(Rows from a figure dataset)
▬▬▬▬▬▬▬▬▬▬

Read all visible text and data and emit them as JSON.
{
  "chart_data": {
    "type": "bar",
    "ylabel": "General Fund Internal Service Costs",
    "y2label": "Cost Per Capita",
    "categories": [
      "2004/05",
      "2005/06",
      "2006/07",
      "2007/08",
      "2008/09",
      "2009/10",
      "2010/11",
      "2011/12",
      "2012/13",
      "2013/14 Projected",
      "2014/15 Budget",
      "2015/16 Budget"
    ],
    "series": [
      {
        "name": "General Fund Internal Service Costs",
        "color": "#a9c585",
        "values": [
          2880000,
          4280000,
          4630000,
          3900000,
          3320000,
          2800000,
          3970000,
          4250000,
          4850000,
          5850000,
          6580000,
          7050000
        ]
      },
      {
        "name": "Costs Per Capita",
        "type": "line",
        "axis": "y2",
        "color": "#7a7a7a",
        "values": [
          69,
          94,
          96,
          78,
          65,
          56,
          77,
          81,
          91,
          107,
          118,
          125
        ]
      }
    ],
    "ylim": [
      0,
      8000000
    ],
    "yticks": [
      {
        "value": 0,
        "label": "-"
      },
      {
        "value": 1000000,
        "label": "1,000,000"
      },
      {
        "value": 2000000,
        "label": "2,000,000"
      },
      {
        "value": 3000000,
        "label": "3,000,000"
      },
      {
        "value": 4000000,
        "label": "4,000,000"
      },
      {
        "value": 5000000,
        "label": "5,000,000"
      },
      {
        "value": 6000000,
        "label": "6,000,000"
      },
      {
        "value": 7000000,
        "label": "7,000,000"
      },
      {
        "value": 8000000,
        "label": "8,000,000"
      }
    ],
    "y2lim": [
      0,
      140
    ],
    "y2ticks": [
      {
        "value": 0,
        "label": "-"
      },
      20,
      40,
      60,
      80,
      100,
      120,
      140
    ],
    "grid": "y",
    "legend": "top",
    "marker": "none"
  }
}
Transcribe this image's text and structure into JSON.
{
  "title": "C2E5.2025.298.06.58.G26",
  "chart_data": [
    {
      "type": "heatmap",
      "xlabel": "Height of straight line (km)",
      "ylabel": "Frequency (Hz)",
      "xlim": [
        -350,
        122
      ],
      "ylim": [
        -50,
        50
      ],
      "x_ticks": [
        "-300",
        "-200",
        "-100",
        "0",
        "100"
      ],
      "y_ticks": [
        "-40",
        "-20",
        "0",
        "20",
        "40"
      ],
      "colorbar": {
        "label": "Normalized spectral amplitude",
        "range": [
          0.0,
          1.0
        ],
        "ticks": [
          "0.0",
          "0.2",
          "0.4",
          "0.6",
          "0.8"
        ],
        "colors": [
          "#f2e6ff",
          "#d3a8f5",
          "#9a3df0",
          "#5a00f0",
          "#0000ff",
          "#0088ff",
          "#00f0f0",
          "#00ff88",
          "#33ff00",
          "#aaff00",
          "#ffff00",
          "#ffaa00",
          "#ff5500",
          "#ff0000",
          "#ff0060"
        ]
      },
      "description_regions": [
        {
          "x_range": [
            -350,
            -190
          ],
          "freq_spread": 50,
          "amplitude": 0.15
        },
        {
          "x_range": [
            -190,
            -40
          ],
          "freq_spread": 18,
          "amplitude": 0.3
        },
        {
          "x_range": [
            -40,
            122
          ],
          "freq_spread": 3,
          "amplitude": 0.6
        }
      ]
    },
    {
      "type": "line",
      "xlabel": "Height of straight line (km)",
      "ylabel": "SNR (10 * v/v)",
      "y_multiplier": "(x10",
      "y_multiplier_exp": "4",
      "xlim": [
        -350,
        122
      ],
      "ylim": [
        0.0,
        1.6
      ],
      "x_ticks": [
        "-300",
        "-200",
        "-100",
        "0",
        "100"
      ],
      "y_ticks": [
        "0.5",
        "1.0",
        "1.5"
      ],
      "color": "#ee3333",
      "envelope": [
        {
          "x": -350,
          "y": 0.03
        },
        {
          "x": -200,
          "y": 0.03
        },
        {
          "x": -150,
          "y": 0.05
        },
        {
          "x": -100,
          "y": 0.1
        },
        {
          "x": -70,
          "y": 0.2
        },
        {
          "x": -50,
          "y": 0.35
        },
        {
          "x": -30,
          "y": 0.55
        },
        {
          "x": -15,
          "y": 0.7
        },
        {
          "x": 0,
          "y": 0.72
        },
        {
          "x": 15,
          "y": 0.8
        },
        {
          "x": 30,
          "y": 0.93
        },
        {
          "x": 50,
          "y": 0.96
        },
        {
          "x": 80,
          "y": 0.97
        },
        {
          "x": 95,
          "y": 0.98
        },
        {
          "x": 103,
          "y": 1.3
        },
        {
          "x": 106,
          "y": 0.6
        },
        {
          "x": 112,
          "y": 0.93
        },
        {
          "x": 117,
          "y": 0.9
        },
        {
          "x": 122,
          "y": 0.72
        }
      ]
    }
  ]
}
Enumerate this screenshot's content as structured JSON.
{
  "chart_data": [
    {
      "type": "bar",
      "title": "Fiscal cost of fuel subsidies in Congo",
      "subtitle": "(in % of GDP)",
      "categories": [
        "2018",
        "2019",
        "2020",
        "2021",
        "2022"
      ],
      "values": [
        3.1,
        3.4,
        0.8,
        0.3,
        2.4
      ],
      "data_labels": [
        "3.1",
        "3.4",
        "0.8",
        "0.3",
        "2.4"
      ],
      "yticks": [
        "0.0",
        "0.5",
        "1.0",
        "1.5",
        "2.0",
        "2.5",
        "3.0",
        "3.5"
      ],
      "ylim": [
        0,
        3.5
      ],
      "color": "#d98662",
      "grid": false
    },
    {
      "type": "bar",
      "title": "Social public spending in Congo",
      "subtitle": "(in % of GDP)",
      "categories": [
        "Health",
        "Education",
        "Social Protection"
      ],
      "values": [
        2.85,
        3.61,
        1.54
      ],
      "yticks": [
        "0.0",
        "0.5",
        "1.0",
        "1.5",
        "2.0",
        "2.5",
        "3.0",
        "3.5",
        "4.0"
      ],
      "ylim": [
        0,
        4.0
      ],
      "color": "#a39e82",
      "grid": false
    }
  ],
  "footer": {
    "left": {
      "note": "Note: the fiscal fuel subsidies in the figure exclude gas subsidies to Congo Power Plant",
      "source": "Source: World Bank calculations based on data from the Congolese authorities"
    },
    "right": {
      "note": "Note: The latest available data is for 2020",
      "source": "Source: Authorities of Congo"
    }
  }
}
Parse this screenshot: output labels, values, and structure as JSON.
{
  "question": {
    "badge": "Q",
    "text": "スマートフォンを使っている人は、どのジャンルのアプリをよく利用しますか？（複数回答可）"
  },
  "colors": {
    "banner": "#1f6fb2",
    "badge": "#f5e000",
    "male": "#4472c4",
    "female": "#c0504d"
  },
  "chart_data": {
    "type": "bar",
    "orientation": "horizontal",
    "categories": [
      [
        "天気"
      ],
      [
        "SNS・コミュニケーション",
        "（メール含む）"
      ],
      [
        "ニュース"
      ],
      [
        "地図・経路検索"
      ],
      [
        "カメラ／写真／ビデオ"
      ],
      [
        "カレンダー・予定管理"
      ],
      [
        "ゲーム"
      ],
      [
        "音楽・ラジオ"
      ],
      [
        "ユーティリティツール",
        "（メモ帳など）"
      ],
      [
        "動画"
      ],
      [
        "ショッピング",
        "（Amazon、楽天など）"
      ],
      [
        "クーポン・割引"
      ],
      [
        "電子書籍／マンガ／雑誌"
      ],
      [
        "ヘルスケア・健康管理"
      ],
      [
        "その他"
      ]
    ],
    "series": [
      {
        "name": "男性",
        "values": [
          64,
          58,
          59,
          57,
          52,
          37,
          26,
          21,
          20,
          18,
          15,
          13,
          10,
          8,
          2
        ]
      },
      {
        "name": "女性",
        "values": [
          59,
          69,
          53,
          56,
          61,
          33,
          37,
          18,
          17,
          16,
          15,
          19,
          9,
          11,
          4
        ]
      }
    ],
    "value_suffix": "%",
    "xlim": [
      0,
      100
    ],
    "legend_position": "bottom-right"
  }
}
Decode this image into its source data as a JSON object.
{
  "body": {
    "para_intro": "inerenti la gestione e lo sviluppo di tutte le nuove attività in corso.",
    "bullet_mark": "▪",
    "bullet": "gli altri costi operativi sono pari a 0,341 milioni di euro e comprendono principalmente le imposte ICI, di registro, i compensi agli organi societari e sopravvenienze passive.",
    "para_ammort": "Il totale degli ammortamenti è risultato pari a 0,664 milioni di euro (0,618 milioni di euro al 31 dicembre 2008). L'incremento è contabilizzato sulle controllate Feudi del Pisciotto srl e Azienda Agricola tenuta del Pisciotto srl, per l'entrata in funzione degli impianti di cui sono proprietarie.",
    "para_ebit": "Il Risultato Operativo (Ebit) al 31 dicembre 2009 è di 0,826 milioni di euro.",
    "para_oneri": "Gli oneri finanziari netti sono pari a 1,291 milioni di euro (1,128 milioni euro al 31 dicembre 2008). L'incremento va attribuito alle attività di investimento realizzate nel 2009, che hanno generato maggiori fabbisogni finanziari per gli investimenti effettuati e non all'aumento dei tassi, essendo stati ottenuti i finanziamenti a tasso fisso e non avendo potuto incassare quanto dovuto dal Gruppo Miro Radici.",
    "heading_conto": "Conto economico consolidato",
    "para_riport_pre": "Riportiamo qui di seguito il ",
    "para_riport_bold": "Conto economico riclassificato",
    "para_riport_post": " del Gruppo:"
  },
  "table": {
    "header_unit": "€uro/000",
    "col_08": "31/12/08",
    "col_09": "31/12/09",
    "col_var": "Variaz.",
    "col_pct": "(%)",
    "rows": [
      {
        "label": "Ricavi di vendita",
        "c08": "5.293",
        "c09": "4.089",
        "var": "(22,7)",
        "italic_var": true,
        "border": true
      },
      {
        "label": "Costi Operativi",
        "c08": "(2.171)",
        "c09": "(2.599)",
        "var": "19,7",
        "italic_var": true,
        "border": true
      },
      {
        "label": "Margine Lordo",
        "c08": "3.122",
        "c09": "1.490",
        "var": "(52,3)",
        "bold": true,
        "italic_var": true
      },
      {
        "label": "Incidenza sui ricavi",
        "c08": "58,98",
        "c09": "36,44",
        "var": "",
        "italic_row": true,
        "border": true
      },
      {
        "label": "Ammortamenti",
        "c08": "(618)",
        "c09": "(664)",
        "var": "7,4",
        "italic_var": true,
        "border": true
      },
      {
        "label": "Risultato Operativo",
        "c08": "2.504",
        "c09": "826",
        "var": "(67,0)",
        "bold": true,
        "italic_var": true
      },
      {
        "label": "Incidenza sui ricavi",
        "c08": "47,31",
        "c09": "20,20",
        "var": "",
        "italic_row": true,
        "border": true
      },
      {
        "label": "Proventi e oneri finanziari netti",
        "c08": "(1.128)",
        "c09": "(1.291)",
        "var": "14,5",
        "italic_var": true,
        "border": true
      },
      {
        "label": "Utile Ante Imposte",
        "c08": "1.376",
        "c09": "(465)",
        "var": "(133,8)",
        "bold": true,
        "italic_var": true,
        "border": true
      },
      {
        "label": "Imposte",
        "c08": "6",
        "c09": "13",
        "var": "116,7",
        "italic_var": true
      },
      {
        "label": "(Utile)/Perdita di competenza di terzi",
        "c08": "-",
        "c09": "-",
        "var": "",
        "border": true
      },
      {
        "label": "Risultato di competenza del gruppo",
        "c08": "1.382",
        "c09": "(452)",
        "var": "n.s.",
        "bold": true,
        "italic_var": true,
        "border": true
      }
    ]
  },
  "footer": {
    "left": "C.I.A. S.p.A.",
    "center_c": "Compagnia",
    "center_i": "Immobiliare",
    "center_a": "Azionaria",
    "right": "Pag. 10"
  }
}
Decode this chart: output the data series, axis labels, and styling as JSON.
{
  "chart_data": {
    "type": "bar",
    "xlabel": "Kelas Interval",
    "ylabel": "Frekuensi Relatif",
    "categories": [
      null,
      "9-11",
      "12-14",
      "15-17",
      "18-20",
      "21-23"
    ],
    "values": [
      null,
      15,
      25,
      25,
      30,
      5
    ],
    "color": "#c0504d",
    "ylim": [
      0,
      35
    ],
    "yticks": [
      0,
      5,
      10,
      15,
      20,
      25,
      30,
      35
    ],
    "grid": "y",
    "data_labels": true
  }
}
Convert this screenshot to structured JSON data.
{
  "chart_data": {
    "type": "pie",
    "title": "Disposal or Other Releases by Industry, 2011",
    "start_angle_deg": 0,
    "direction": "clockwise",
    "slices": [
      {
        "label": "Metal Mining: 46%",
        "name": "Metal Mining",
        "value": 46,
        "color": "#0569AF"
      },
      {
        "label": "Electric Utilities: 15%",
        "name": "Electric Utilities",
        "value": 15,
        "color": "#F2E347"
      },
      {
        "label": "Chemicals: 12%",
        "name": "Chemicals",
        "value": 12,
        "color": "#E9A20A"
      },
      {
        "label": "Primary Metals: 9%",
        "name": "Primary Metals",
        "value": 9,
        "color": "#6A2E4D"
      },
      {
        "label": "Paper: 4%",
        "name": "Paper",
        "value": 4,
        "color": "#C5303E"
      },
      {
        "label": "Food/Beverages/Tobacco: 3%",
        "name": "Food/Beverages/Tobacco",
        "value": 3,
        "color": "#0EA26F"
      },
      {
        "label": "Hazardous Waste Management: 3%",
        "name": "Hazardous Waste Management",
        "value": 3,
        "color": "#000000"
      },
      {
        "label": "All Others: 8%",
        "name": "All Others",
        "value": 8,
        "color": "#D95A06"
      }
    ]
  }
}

▬▬▬▬▬▬▬▬▬▬

* [Goal of the exercise]:
Scan the records for the string "Fund". Copy each line in which it appears.

* [Written solution]:
    "ylabel": "General Fund Internal Service Costs",
        "name": "General Fund Internal Service Costs",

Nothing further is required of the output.